#### TASK PROMPT
Give back each entry unchanged, minus pictures.

--

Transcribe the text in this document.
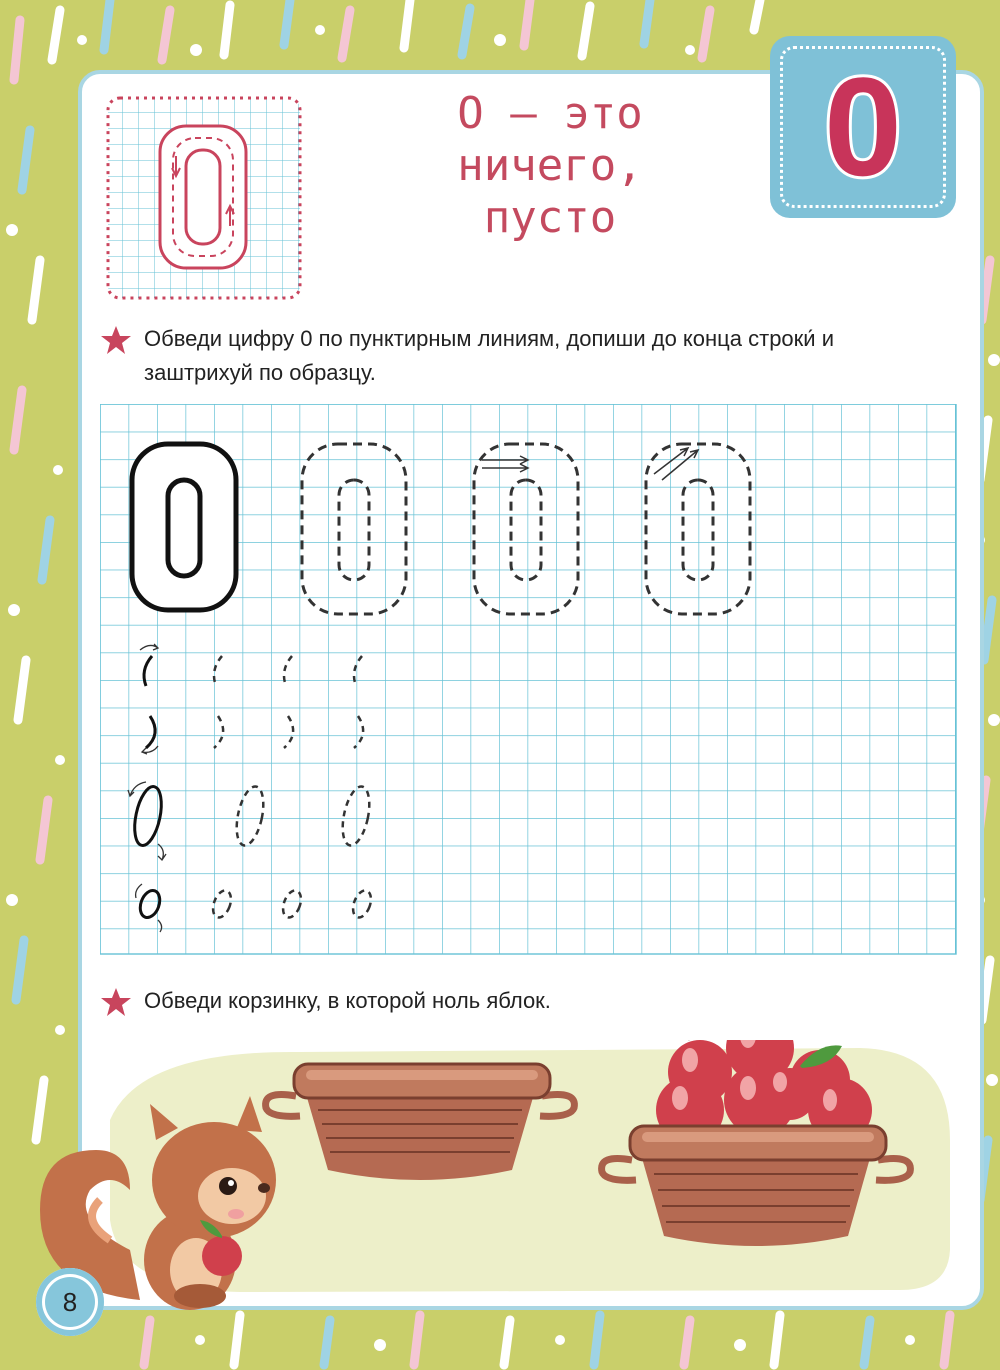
О – это
ничего,
пусто
0
Обведи цифру 0 по пунктирным линиям, допиши до конца строки́ и заштрихуй по образцу.
Обведи корзинку, в которой ноль яблок.
8
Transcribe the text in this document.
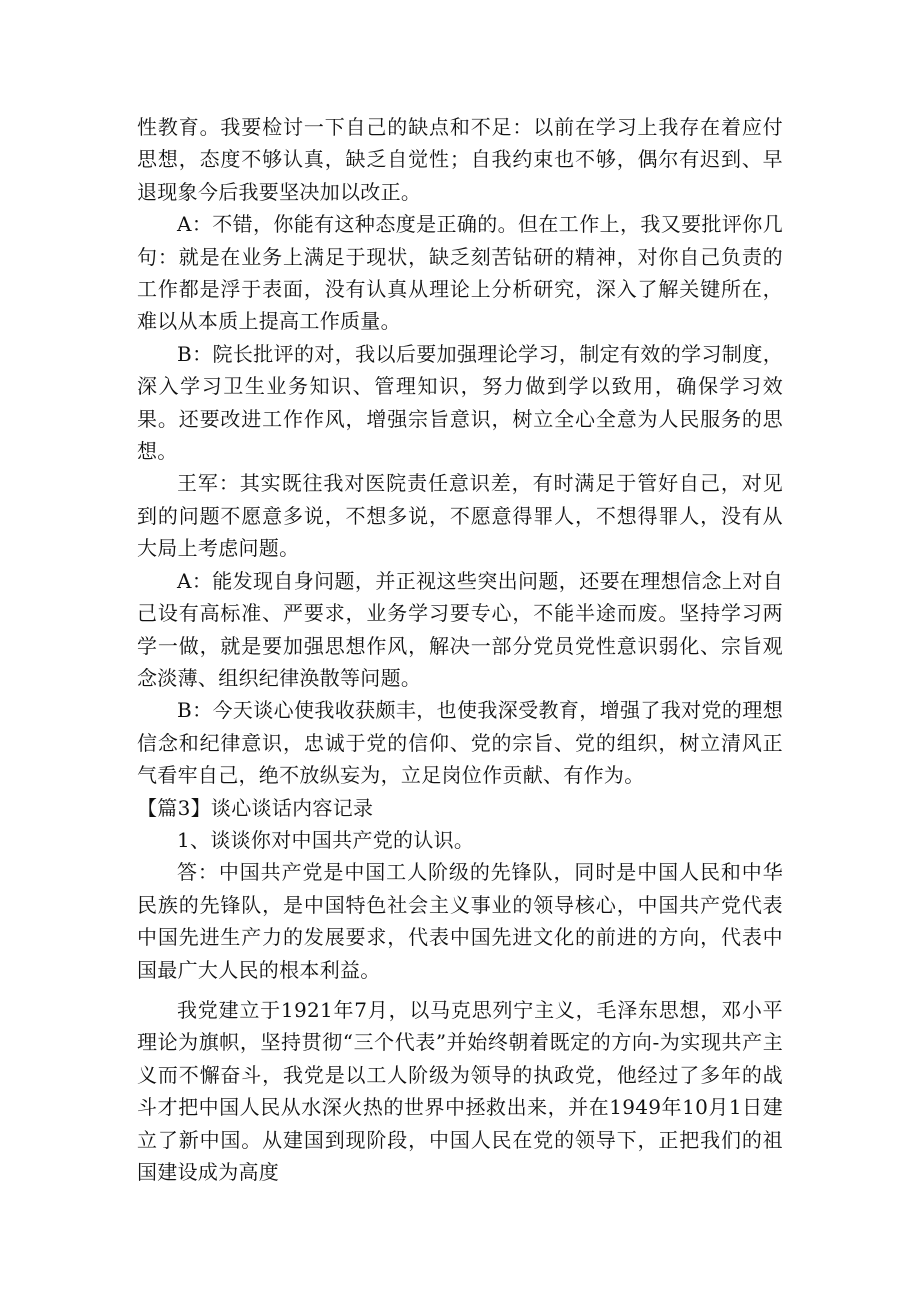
性教育。我要检讨一下自己的缺点和不足：以前在学习上我存在着应付思想，态度不够认真，缺乏自觉性；自我约束也不够，偶尔有迟到、早退现象今后我要坚决加以改正。

A：不错，你能有这种态度是正确的。但在工作上，我又要批评你几句：就是在业务上满足于现状，缺乏刻苦钻研的精神，对你自己负责的工作都是浮于表面，没有认真从理论上分析研究，深入了解关键所在，难以从本质上提高工作质量。

B：院长批评的对，我以后要加强理论学习，制定有效的学习制度，深入学习卫生业务知识、管理知识，努力做到学以致用，确保学习效果。还要改进工作作风，增强宗旨意识，树立全心全意为人民服务的思想。

王军：其实既往我对医院责任意识差，有时满足于管好自己，对见到的问题不愿意多说，不想多说，不愿意得罪人，不想得罪人，没有从大局上考虑问题。

A：能发现自身问题，并正视这些突出问题，还要在理想信念上对自己设有高标准、严要求，业务学习要专心，不能半途而废。坚持学习两学一做，就是要加强思想作风，解决一部分党员党性意识弱化、宗旨观念淡薄、组织纪律涣散等问题。

B：今天谈心使我收获颇丰，也使我深受教育，增强了我对党的理想信念和纪律意识，忠诚于党的信仰、党的宗旨、党的组织，树立清风正气看牢自己，绝不放纵妄为，立足岗位作贡献、有作为。

【篇3】谈心谈话内容记录

1、谈谈你对中国共产党的认识。

答：中国共产党是中国工人阶级的先锋队，同时是中国人民和中华民族的先锋队，是中国特色社会主义事业的领导核心，中国共产党代表中国先进生产力的发展要求，代表中国先进文化的前进的方向，代表中国最广大人民的根本利益。

我党建立于1921年7月，以马克思列宁主义，毛泽东思想，邓小平理论为旗帜，坚持贯彻“三个代表”并始终朝着既定的方向-为实现共产主义而不懈奋斗，我党是以工人阶级为领导的执政党，他经过了多年的战斗才把中国人民从水深火热的世界中拯救出来，并在1949年10月1日建立了新中国。从建国到现阶段，中国人民在党的领导下，正把我们的祖国建设成为高度
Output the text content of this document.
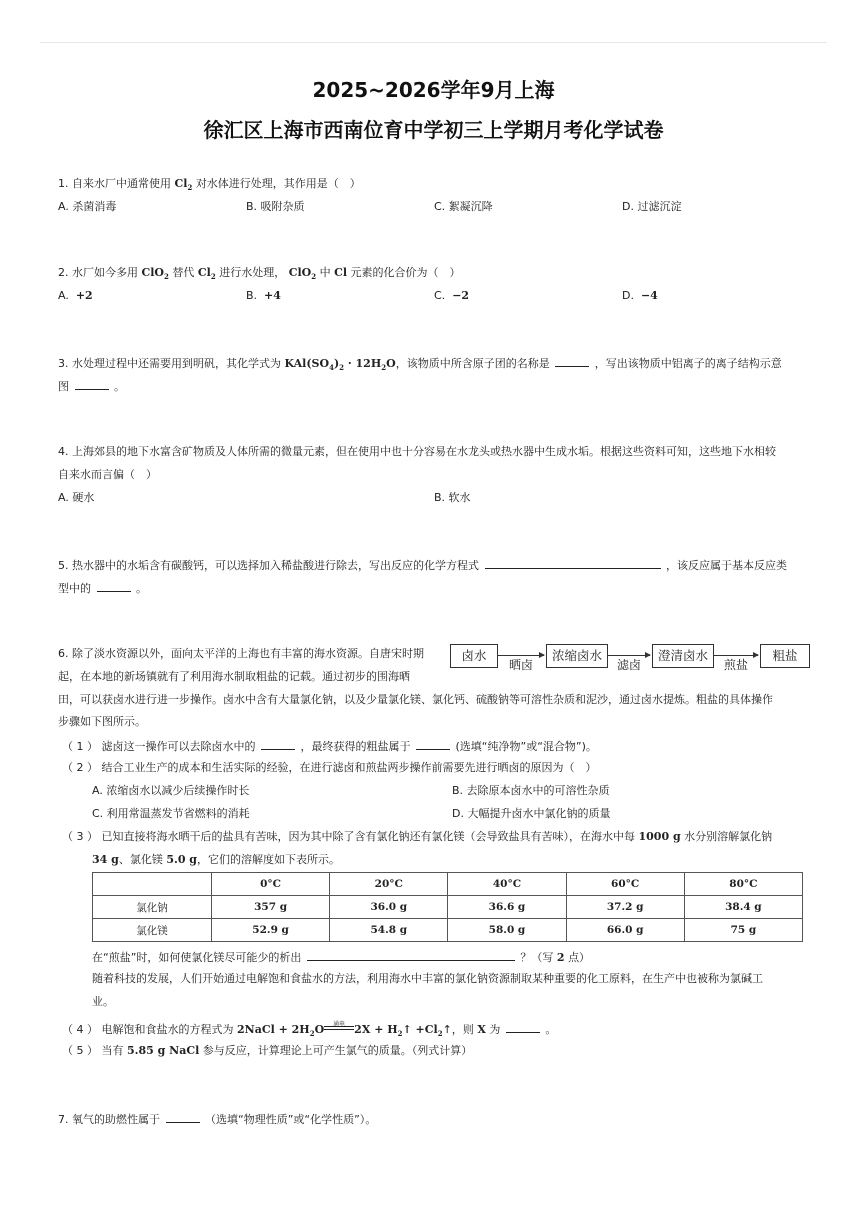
2025~2026学年9月上海
徐汇区上海市西南位育中学初三上学期月考化学试卷
1. 自来水厂中通常使用 $Cl_2$ 对水体进行处理，其作用是（　）
A. 杀菌消毒	B. 吸附杂质	C. 絮凝沉降	D. 过滤沉淀
2. 水厂如今多用 ClO$_2$ 替代 $Cl_2$ 进行水处理， ClO$_2$ 中 Cl 元素的化合价为（　）
A. +2	B. +4	C. −2	D. −4
3. 水处理过程中还需要用到明矾，其化学式为 $KAl(SO_4)_2 \cdot 12H_2O$，该物质中所含原子团的名称是	，写出该物质中铝离子的离子结构示意
图	。
4. 上海郊县的地下水富含矿物质及人体所需的微量元素，但在使用中也十分容易在水龙头或热水器中生成水垢。根据这些资料可知，这些地下水相较
自来水而言偏（　）
A. 硬水	B. 软水
5. 热水器中的水垢含有碳酸钙，可以选择加入稀盐酸进行除去，写出反应的化学方程式	，该反应属于基本反应类
型中的	。
6. 除了淡水资源以外，面向太平洋的上海也有丰富的海水资源。自唐宋时期
起，在本地的新场镇就有了利用海水制取粗盐的记载。通过初步的围海晒
田，可以获卤水进行进一步操作。卤水中含有大量氯化钠，以及少量氯化镁、氯化钙、硫酸钠等可溶性杂质和泥沙，通过卤水提炼。粗盐的具体操作
步骤如下图所示。
卤水
晒卤
浓缩卤水
滤卤
澄清卤水
煎盐
粗盐
（ 1 ） 滤卤这一操作可以去除卤水中的	，最终获得的粗盐属于	(选填“纯净物”或“混合物”)。
（ 2 ） 结合工业生产的成本和生活实际的经验，在进行滤卤和煎盐两步操作前需要先进行晒卤的原因为（　）
A. 浓缩卤水以减少后续操作时长	B. 去除原本卤水中的可溶性杂质
C. 利用常温蒸发节省燃料的消耗	D. 大幅提升卤水中氯化钠的质量
（ 3 ） 已知直接将海水晒干后的盐具有苦味，因为其中除了含有氯化钠还有氯化镁（会导致盐具有苦味），在海水中每 1000 g 水分别溶解氯化钠
34 g、氯化镁 5.0 g，它们的溶解度如下表所示。
	0°C	20°C	40°C	60°C	80°C
氯化钠	357 g	36.0 g	36.6 g	37.2 g	38.4 g
氯化镁	52.9 g	54.8 g	58.0 g	66.0 g	75 g
在“煎盐”时，如何使氯化镁尽可能少的析出	？（写 2 点）
随着科技的发展，人们开始通过电解饱和食盐水的方法，利用海水中丰富的氯化钠资源制取某种重要的化工原料，在生产中也被称为氯碱工
业。
（ 4 ） 电解饱和食盐水的方程式为 2NaCl + $2H_2O$	通电 $2X + H_2↑$ $+Cl_2↑$，则 X 为	。
（ 5 ） 当有 5.85 g NaCl 参与反应，计算理论上可产生氯气的质量。（列式计算）
7. 氧气的助燃性属于	（选填“物理性质”或“化学性质”）。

--

#### RESPONSE
Transcribe the text in this document.
О – это
ничего,
пусто
0
Обведи цифру 0 по пунктирным линиям, допиши до конца строки́ и заштрихуй по образцу.
Обведи корзинку, в которой ноль яблок.
8
Transcribe the text in this document.
性教育。我要检讨一下自己的缺点和不足：以前在学习上我存在着应付思想，态度不够认真，缺乏自觉性；自我约束也不够，偶尔有迟到、早退现象今后我要坚决加以改正。

A：不错，你能有这种态度是正确的。但在工作上，我又要批评你几句：就是在业务上满足于现状，缺乏刻苦钻研的精神，对你自己负责的工作都是浮于表面，没有认真从理论上分析研究，深入了解关键所在，难以从本质上提高工作质量。

B：院长批评的对，我以后要加强理论学习，制定有效的学习制度，深入学习卫生业务知识、管理知识，努力做到学以致用，确保学习效果。还要改进工作作风，增强宗旨意识，树立全心全意为人民服务的思想。

王军：其实既往我对医院责任意识差，有时满足于管好自己，对见到的问题不愿意多说，不想多说，不愿意得罪人，不想得罪人，没有从大局上考虑问题。

A：能发现自身问题，并正视这些突出问题，还要在理想信念上对自己设有高标准、严要求，业务学习要专心，不能半途而废。坚持学习两学一做，就是要加强思想作风，解决一部分党员党性意识弱化、宗旨观念淡薄、组织纪律涣散等问题。

B：今天谈心使我收获颇丰，也使我深受教育，增强了我对党的理想信念和纪律意识，忠诚于党的信仰、党的宗旨、党的组织，树立清风正气看牢自己，绝不放纵妄为，立足岗位作贡献、有作为。

【篇3】谈心谈话内容记录

1、谈谈你对中国共产党的认识。

答：中国共产党是中国工人阶级的先锋队，同时是中国人民和中华民族的先锋队，是中国特色社会主义事业的领导核心，中国共产党代表中国先进生产力的发展要求，代表中国先进文化的前进的方向，代表中国最广大人民的根本利益。

我党建立于1921年7月，以马克思列宁主义，毛泽东思想，邓小平理论为旗帜，坚持贯彻“三个代表”并始终朝着既定的方向-为实现共产主义而不懈奋斗，我党是以工人阶级为领导的执政党，他经过了多年的战斗才把中国人民从水深火热的世界中拯救出来，并在1949年10月1日建立了新中国。从建国到现阶段，中国人民在党的领导下，正把我们的祖国建设成为高度
Output the text content of this document.
2025~2026学年9月上海
徐汇区上海市西南位育中学初三上学期月考化学试卷
1. 自来水厂中通常使用 $Cl_2$ 对水体进行处理，其作用是（　）
A. 杀菌消毒	B. 吸附杂质	C. 絮凝沉降	D. 过滤沉淀
2. 水厂如今多用 ClO$_2$ 替代 $Cl_2$ 进行水处理， ClO$_2$ 中 Cl 元素的化合价为（　）
A. +2	B. +4	C. −2	D. −4
3. 水处理过程中还需要用到明矾，其化学式为 $KAl(SO_4)_2 \cdot 12H_2O$，该物质中所含原子团的名称是	，写出该物质中铝离子的离子结构示意
图	。
4. 上海郊县的地下水富含矿物质及人体所需的微量元素，但在使用中也十分容易在水龙头或热水器中生成水垢。根据这些资料可知，这些地下水相较
自来水而言偏（　）
A. 硬水	B. 软水
5. 热水器中的水垢含有碳酸钙，可以选择加入稀盐酸进行除去，写出反应的化学方程式	，该反应属于基本反应类
型中的	。
6. 除了淡水资源以外，面向太平洋的上海也有丰富的海水资源。自唐宋时期
起，在本地的新场镇就有了利用海水制取粗盐的记载。通过初步的围海晒
田，可以获卤水进行进一步操作。卤水中含有大量氯化钠，以及少量氯化镁、氯化钙、硫酸钠等可溶性杂质和泥沙，通过卤水提炼。粗盐的具体操作
步骤如下图所示。
卤水
晒卤
浓缩卤水
滤卤
澄清卤水
煎盐
粗盐
（ 1 ） 滤卤这一操作可以去除卤水中的	，最终获得的粗盐属于	(选填“纯净物”或“混合物”)。
（ 2 ） 结合工业生产的成本和生活实际的经验，在进行滤卤和煎盐两步操作前需要先进行晒卤的原因为（　）
A. 浓缩卤水以减少后续操作时长	B. 去除原本卤水中的可溶性杂质
C. 利用常温蒸发节省燃料的消耗	D. 大幅提升卤水中氯化钠的质量
（ 3 ） 已知直接将海水晒干后的盐具有苦味，因为其中除了含有氯化钠还有氯化镁（会导致盐具有苦味），在海水中每 1000 g 水分别溶解氯化钠
34 g、氯化镁 5.0 g，它们的溶解度如下表所示。
	0°C	20°C	40°C	60°C	80°C
氯化钠	357 g	36.0 g	36.6 g	37.2 g	38.4 g
氯化镁	52.9 g	54.8 g	58.0 g	66.0 g	75 g
在“煎盐”时，如何使氯化镁尽可能少的析出	？（写 2 点）
随着科技的发展，人们开始通过电解饱和食盐水的方法，利用海水中丰富的氯化钠资源制取某种重要的化工原料，在生产中也被称为氯碱工
业。
（ 4 ） 电解饱和食盐水的方程式为 2NaCl + $2H_2O$	通电 $2X + H_2↑$ $+Cl_2↑$，则 X 为	。
（ 5 ） 当有 5.85 g NaCl 参与反应，计算理论上可产生氯气的质量。（列式计算）
7. 氧气的助燃性属于	（选填“物理性质”或“化学性质”）。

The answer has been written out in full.